[ACTIVITY]:
Continue the text on the CMS interoperability rule and the Provider Access API from the point where it stops.

(TEXT BLOCK begins)

CMS is making clear that by taking advantage of FHIR’s capabilities today you will not only gain compliance, but you will get ahead of the curve in terms of improving your overall operations and capabilities.
The Uniqueness of the Provider Access API
Dr. Rucker and Eden spent time discussing how CMS is pushing the industry to understand the benefits of implementing the changes outlined in the ruling. “It’s not simply about meeting the requirements and achieving compliance, but rather it’s about enabling a new way of working,” said Dr. Rucker.
For example, the Provider Access API is one of those elements that isn’t just about the tactical implementation, but really strategic implications as well. Eden helped explain that what’s so interesting and unique about the Provider Access API is that it includes an opt-out model. Both the Patient Access and Payer to Payer APIs have an opt-in model, meaning that for data to be exchanged an individual has to go in and grant permission to have that data shared. With the Provider Access API’s opt-out model, data is exchanged unless an individual expressly requests that it isn’t.
This is an important nuance to see because getting individual consent tends to be a roadblock for data sharing across the healthcare industry.

(TEXT BLOCK ends)
(GIVEN ENTRIES begins)

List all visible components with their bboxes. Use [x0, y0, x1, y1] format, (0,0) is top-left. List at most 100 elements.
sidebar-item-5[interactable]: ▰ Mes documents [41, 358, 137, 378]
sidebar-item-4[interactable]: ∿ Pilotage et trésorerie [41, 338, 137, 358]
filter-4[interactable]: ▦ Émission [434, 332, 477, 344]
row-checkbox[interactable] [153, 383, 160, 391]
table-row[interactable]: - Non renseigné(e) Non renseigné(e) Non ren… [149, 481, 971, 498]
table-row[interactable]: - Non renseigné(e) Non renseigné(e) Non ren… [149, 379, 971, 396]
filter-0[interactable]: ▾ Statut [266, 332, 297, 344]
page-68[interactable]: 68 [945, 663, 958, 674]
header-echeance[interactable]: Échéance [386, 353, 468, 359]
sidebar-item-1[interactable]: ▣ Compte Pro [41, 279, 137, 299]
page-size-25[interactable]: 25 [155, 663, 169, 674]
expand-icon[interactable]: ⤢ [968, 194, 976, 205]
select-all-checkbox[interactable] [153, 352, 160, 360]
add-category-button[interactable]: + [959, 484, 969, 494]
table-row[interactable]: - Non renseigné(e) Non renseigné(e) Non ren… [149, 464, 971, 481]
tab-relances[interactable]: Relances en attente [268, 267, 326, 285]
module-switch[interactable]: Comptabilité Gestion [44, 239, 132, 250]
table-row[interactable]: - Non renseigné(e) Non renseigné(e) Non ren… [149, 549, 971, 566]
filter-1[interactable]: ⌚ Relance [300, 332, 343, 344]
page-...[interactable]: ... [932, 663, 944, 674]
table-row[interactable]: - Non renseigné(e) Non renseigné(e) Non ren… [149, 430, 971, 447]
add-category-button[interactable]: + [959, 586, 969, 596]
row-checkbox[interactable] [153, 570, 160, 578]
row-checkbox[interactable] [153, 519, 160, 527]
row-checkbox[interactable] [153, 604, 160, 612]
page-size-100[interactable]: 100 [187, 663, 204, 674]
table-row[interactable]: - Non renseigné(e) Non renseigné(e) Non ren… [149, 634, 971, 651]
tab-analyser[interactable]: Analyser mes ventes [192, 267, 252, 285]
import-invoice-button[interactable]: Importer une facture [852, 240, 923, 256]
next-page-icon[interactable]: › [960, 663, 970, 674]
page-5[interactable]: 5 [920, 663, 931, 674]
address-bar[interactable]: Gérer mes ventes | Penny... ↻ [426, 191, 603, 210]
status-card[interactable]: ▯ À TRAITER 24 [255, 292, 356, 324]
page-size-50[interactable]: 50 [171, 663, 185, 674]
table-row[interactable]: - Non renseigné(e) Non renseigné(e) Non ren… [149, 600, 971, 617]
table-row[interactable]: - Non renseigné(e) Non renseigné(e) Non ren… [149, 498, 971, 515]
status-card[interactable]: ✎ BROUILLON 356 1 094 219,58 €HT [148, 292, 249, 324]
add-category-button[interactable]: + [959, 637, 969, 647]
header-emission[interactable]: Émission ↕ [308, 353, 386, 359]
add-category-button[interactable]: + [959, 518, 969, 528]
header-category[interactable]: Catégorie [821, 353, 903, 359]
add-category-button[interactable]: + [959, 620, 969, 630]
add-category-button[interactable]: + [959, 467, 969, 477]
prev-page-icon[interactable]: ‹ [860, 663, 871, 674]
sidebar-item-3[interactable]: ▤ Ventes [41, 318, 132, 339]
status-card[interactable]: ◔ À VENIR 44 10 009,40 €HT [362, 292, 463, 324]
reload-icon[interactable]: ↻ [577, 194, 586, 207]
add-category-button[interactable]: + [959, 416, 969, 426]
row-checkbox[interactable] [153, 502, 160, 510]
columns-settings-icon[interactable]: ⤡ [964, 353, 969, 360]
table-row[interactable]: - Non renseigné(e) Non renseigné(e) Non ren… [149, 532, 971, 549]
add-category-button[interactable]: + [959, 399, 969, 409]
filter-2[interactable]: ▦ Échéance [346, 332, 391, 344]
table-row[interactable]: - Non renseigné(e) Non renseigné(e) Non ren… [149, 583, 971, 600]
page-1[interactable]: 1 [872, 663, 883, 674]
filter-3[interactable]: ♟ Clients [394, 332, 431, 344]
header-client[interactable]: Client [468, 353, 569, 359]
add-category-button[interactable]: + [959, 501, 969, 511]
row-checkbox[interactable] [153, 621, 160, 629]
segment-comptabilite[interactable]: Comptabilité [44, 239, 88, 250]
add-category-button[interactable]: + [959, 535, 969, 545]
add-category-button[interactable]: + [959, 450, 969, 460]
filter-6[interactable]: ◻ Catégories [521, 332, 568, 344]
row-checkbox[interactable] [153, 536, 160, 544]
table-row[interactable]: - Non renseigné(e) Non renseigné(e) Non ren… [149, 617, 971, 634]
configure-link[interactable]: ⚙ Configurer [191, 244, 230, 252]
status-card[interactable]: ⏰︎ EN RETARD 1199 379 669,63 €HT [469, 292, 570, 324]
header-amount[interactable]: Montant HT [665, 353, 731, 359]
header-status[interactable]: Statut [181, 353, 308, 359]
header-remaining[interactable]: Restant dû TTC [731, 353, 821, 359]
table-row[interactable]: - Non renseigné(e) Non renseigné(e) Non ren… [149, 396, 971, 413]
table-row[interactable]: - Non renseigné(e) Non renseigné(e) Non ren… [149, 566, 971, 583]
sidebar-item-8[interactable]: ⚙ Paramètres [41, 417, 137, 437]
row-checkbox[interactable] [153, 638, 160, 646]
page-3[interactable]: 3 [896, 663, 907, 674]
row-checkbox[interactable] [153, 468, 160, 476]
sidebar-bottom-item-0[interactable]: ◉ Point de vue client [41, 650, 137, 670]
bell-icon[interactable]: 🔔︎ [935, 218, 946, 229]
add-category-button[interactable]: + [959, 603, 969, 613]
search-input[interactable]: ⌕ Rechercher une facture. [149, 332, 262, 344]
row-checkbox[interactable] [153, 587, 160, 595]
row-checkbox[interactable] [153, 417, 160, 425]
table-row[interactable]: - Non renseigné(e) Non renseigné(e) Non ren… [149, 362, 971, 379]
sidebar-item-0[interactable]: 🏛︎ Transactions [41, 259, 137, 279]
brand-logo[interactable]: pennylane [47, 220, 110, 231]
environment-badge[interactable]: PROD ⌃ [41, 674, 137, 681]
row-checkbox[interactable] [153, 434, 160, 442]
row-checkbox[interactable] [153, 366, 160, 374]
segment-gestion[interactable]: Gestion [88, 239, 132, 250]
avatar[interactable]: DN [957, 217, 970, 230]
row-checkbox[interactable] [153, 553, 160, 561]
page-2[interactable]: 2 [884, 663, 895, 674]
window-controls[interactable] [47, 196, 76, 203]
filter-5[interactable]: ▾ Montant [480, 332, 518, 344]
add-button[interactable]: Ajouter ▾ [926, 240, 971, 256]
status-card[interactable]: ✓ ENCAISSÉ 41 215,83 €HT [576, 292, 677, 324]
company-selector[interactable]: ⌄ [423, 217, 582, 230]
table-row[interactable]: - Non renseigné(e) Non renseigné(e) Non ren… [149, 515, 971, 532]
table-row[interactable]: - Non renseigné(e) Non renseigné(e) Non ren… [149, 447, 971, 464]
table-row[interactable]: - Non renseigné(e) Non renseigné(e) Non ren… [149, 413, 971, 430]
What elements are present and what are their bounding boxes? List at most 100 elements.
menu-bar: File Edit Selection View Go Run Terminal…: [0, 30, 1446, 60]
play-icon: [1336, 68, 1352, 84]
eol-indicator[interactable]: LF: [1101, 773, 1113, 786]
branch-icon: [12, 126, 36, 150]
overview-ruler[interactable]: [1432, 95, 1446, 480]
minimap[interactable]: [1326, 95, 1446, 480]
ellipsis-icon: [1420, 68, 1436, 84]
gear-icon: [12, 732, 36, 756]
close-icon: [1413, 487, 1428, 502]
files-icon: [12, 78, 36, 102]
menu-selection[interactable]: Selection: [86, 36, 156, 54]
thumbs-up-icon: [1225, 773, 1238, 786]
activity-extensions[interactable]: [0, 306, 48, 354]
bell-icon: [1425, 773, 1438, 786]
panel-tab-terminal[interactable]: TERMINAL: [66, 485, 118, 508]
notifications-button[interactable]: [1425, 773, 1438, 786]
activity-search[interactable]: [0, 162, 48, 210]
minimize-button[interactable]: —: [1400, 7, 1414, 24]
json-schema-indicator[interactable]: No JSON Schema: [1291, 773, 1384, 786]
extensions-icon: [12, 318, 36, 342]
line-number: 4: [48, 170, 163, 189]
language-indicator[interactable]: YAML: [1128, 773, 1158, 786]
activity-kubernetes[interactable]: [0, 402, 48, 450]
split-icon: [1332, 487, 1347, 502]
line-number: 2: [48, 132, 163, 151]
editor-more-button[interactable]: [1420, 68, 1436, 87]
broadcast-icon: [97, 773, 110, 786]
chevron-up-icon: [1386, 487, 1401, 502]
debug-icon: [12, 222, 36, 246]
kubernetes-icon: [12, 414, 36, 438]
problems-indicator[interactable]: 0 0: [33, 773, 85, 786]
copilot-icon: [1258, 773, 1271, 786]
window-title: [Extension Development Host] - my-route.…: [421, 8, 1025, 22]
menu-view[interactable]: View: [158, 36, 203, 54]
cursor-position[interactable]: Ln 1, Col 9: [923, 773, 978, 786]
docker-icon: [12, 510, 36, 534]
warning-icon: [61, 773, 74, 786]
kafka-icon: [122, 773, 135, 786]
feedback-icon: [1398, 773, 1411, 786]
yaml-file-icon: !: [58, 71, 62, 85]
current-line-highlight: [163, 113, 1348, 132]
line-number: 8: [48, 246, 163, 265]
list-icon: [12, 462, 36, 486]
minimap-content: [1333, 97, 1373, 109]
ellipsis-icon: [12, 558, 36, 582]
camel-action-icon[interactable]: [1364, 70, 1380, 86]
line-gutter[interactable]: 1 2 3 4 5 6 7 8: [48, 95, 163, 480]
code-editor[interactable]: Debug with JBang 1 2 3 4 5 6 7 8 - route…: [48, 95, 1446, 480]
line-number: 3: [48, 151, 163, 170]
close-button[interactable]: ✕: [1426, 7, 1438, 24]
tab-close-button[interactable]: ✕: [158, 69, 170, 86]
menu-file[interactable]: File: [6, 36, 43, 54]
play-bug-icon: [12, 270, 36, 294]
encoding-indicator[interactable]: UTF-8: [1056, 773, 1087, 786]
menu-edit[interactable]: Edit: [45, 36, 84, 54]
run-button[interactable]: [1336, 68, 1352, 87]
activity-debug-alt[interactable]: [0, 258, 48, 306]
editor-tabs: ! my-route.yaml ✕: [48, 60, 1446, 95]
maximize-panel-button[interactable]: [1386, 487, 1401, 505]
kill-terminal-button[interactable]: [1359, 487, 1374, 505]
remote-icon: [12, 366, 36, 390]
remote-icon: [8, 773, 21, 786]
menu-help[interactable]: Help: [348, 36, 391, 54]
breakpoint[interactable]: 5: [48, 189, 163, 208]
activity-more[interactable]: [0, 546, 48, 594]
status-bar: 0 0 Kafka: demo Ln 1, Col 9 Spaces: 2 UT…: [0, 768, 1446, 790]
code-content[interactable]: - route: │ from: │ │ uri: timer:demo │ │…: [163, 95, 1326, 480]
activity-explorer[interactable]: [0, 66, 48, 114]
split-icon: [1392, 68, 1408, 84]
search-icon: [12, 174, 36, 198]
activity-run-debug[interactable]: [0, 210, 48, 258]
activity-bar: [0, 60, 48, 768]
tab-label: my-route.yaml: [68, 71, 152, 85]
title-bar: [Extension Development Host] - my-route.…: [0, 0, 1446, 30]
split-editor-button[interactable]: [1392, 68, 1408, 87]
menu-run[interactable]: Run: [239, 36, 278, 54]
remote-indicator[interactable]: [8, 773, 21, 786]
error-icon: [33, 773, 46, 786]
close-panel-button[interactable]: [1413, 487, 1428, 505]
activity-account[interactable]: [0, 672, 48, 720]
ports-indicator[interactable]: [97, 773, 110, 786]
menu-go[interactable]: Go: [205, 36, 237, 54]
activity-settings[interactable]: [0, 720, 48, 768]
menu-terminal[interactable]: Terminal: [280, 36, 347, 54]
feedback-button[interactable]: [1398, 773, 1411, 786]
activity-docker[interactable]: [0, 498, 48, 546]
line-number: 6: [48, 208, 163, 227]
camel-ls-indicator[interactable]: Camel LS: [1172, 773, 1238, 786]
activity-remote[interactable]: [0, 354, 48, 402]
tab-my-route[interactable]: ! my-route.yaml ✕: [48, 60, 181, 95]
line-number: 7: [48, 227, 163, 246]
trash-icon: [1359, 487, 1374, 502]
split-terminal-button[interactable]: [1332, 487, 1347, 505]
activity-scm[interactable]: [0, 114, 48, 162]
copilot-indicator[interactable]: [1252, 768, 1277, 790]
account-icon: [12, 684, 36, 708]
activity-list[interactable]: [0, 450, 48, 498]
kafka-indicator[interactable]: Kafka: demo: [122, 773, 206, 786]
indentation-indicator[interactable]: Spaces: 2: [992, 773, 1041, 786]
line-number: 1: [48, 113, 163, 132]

(GIVEN ENTRIES ends)

[REPLY TO THE EXERCISE]:
How Payer to Payer is Affected
Of course, it’s imperative to know how CMS’ actions affect not only the industry as whole, but payers themselves. Eden and Dr. Rucker explained how the core changes we’ve seen from CMS’ proposed regulation in December are particularly interesting to point out because they’re actually indicative of the shift in tone that CMS is taking as a routine center of interoperability. Two big areas we’ve seen recent expansion on are impacted payers and data elements. For example, originally Payer to Payer was just supporting clinical data exchange – now we’re seeing that being far more expanded to all four of those data elements we referred to earlier.
In addition, the original layout of Payer to Payer didn’t really tie into Medicaid and CHIP. Now it does and consequently has been expanded to include even more payers than before. This in turn is likely to increase the visibility and coordination on the state level.
Eden shared another interesting point to consider on how payers are affected by this ruling. She stated that, “even though Payer to Payer is still an opt-in model, we’re seeing a lot more requirements on the payer here to be an active participant in this process.”
As Eden helped break down for the audience, the original ruling was worded as such where when a member requested their data you had to share it, whereas now it’s more so worded along the lines that payers have to have an administrative process made available at the time of enrollment for any member to identify previous payers to opt-in to data sharing. “While this is still an opt-in model, it feels much more like an active opt-in and is an important differentiating factor to consider between Payer to Payer and Patient Access.”
Key Takeaways
Dr. Rucker and Eden summarized the key takeaways as the following:
- FHIR is here to stay, and without FHIR, interoperability is not really possible
- While 2026 might feel far-off, there is a lot an impacted payer has to do to be fully compliant by 2026 and it is highly unlikely that they will be successful if they wait until 2025 to do it.
- The value of FHIR can also be leveraged today to support workflow optimization and data interoperability, so waiting for 2026 could actually be costing you money.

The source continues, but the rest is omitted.